(Dataset items)

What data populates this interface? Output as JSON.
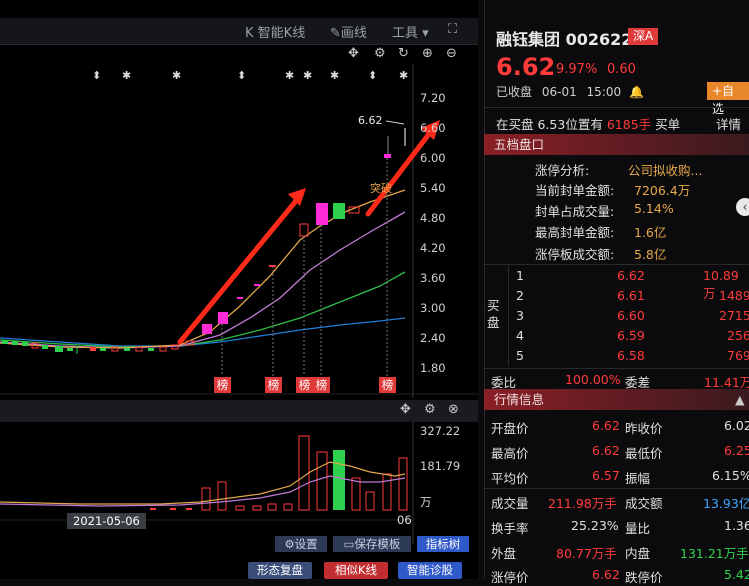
{
  "toolbar": {
    "smart_k": "智能K线",
    "draw": "画线",
    "tools": "工具",
    "k_glyph": "K"
  },
  "price_axis": [
    "7.20",
    "6.60",
    "6.00",
    "5.40",
    "4.80",
    "4.20",
    "3.60",
    "3.00",
    "2.40",
    "1.80"
  ],
  "price_label": "6.62",
  "breakout_label": "突破",
  "bang_label": "榜",
  "volume_axis": {
    "top": "327.22",
    "mid": "181.79",
    "unit": "万"
  },
  "date_label": "2021-05-06",
  "day_label": "06",
  "sub_buttons": {
    "settings": "设置",
    "save_template": "保存模板",
    "indicator_tree": "指标树"
  },
  "bottom_tabs": {
    "pattern": "形态复盘",
    "similar": "相似K线",
    "diagnose": "智能诊股"
  },
  "stock": {
    "name": "融钰集团",
    "code": "002622",
    "market": "深A",
    "price": "6.62",
    "change_pct": "9.97%",
    "change": "0.60",
    "status": "已收盘",
    "date": "06-01",
    "time": "15:00",
    "add_watch": "+自选"
  },
  "bid_line": {
    "prefix": "在买盘",
    "price": "6.53",
    "mid": "位置有",
    "volume": "6185手",
    "suffix": "买单",
    "detail": "详情"
  },
  "five_levels": {
    "header": "五档盘口",
    "limit": [
      {
        "label": "涨停分析:",
        "value": "公司拟收购..."
      },
      {
        "label": "当前封单金额:",
        "value": "7206.4万"
      },
      {
        "label": "封单占成交量:",
        "value": "5.14%"
      },
      {
        "label": "最高封单金额:",
        "value": "1.6亿"
      },
      {
        "label": "涨停板成交额:",
        "value": "5.8亿"
      }
    ],
    "buy_label": "买盘",
    "bids": [
      {
        "n": "1",
        "price": "6.62",
        "vol": "10.89万"
      },
      {
        "n": "2",
        "price": "6.61",
        "vol": "1489"
      },
      {
        "n": "3",
        "price": "6.60",
        "vol": "2715"
      },
      {
        "n": "4",
        "price": "6.59",
        "vol": "256"
      },
      {
        "n": "5",
        "price": "6.58",
        "vol": "769"
      }
    ],
    "wei_bi_label": "委比",
    "wei_bi": "100.00%",
    "wei_cha_label": "委差",
    "wei_cha": "11.41万"
  },
  "quote": {
    "header": "行情信息",
    "rows": [
      [
        {
          "k": "开盘价",
          "v": "6.62",
          "c": "red"
        },
        {
          "k": "昨收价",
          "v": "6.02",
          "c": "white"
        }
      ],
      [
        {
          "k": "最高价",
          "v": "6.62",
          "c": "red"
        },
        {
          "k": "最低价",
          "v": "6.25",
          "c": "red"
        }
      ],
      [
        {
          "k": "平均价",
          "v": "6.57",
          "c": "red"
        },
        {
          "k": "振幅",
          "v": "6.15%",
          "c": "white"
        }
      ]
    ],
    "rows2": [
      [
        {
          "k": "成交量",
          "v": "211.98万手",
          "c": "red"
        },
        {
          "k": "成交额",
          "v": "13.93亿",
          "c": "blue"
        }
      ],
      [
        {
          "k": "换手率",
          "v": "25.23%",
          "c": "white"
        },
        {
          "k": "量比",
          "v": "1.36",
          "c": "white"
        }
      ],
      [
        {
          "k": "外盘",
          "v": "80.77万手",
          "c": "red"
        },
        {
          "k": "内盘",
          "v": "131.21万手",
          "c": "green"
        }
      ],
      [
        {
          "k": "涨停价",
          "v": "6.62",
          "c": "red"
        },
        {
          "k": "跌停价",
          "v": "5.42",
          "c": "green"
        }
      ]
    ]
  },
  "colors": {
    "up": "#ff3b3b",
    "down": "#2ed14d",
    "accent": "#e03a3a",
    "magenta": "#ff2bd6"
  }
}
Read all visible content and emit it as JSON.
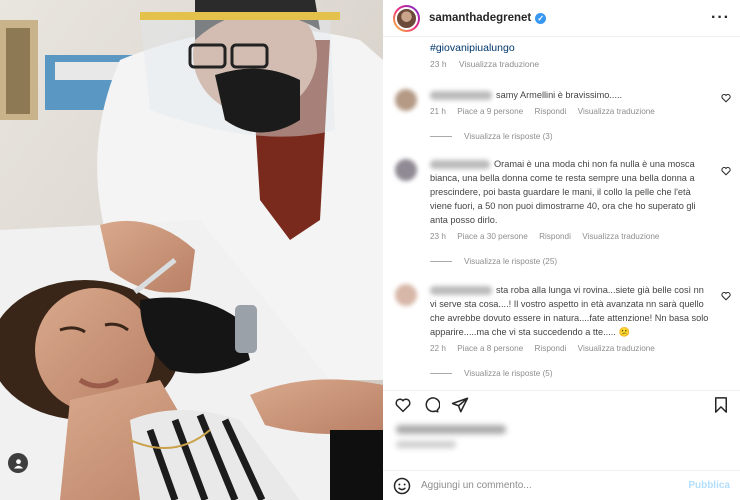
{
  "header": {
    "username": "samanthadegrenet",
    "verified_mark": "✓",
    "more_icon": "more-horizontal-icon"
  },
  "caption": {
    "hashtag": "#giovanipiualungo",
    "time": "23 h",
    "translate": "Visualizza traduzione"
  },
  "comments": [
    {
      "text": "samy Armellini è bravissimo.....",
      "time": "21 h",
      "likes": "Piace a 9 persone",
      "reply": "Rispondi",
      "translate": "Visualizza traduzione",
      "view_replies": "Visualizza le risposte (3)"
    },
    {
      "text": "Oramai è una moda chi non fa nulla è una mosca bianca, una bella donna come te resta sempre una bella donna a prescindere, poi basta guardare le mani, il collo la pelle che l'età viene fuori, a 50 non puoi dimostrarne 40, ora che ho superato gli anta posso dirlo.",
      "time": "23 h",
      "likes": "Piace a 30 persone",
      "reply": "Rispondi",
      "translate": "Visualizza traduzione",
      "view_replies": "Visualizza le risposte (25)"
    },
    {
      "text": "sta roba alla lunga vi rovina...siete già belle così nn vi serve sta cosa....! Il vostro aspetto in età avanzata nn sarà quello che avrebbe dovuto essere in natura....fate attenzione! Nn basa solo apparire.....ma che vi sta succedendo a tte..... 😕",
      "time": "22 h",
      "likes": "Piace a 8 persone",
      "reply": "Rispondi",
      "translate": "Visualizza traduzione",
      "view_replies": "Visualizza le risposte (5)"
    }
  ],
  "actions": {
    "like_icon": "heart-icon",
    "comment_icon": "comment-icon",
    "share_icon": "send-icon",
    "save_icon": "bookmark-icon"
  },
  "add_comment": {
    "emoji_icon": "emoji-icon",
    "placeholder": "Aggiungi un commento...",
    "publish": "Pubblica"
  },
  "colors": {
    "link": "#00376b",
    "meta": "#8e8e8e",
    "publish_disabled": "#b2dffc",
    "verified": "#3897f0"
  }
}
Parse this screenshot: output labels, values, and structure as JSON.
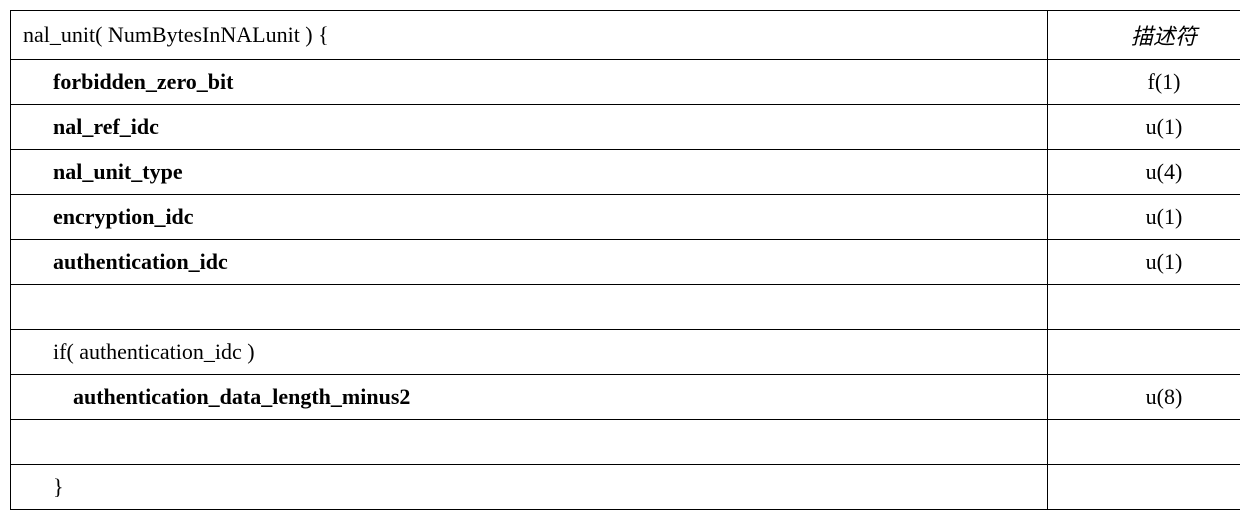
{
  "header": {
    "syntax": "nal_unit( NumBytesInNALunit ) {",
    "descriptor_label": "描述符"
  },
  "rows": [
    {
      "syntax": "forbidden_zero_bit",
      "descriptor": "f(1)",
      "bold": true,
      "indent": 1
    },
    {
      "syntax": "nal_ref_idc",
      "descriptor": "u(1)",
      "bold": true,
      "indent": 1
    },
    {
      "syntax": "nal_unit_type",
      "descriptor": "u(4)",
      "bold": true,
      "indent": 1
    },
    {
      "syntax": "encryption_idc",
      "descriptor": "u(1)",
      "bold": true,
      "indent": 1
    },
    {
      "syntax": "authentication_idc",
      "descriptor": "u(1)",
      "bold": true,
      "indent": 1
    },
    {
      "syntax": "",
      "descriptor": "",
      "bold": false,
      "indent": 0
    },
    {
      "syntax": "if( authentication_idc )",
      "descriptor": "",
      "bold": false,
      "indent": 1
    },
    {
      "syntax": "authentication_data_length_minus2",
      "descriptor": "u(8)",
      "bold": true,
      "indent": 2
    },
    {
      "syntax": "",
      "descriptor": "",
      "bold": false,
      "indent": 0
    }
  ],
  "footer": {
    "syntax": "}"
  }
}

■ Exercise requirements
Identify and copy the lines holding the word "Visualizza".

■ Written answer
    "translate": "Visualizza traduzione"
      "translate": "Visualizza traduzione",
      "view_replies": "Visualizza le risposte (3)"
      "translate": "Visualizza traduzione",
      "view_replies": "Visualizza le risposte (25)"
      "translate": "Visualizza traduzione",
      "view_replies": "Visualizza le risposte (5)"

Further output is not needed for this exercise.